▶ _WHAT YOU HAVE TO DO_
Identify the lines that contain the string "Signalsymbol" and report only how many there are.

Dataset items
* * * * * * * * *
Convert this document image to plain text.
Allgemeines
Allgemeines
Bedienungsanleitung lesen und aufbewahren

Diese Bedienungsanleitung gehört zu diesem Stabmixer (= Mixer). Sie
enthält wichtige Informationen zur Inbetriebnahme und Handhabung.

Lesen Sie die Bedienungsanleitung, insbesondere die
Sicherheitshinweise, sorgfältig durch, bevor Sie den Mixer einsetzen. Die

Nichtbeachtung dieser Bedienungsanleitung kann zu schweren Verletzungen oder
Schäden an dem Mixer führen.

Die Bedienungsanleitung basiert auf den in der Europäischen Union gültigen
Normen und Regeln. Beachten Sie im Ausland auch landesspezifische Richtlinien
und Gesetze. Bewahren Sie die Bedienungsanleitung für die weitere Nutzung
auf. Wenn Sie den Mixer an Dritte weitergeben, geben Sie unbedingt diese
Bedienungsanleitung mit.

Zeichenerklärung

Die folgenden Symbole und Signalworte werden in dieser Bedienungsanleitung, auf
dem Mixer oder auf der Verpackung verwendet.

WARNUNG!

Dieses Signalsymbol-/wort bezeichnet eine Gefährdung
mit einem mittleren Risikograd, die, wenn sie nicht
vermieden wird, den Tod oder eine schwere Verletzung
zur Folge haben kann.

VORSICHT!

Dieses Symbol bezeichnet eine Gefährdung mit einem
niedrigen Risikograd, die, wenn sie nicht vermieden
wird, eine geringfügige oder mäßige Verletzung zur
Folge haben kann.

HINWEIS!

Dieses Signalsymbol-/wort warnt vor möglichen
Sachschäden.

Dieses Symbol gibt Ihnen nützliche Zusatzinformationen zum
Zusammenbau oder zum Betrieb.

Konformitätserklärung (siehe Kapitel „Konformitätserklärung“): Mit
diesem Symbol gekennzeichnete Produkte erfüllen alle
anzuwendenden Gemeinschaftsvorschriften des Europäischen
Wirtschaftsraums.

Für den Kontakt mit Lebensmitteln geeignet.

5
* * * * * * * * *
▶ _PROBLEM SOLUTION_
2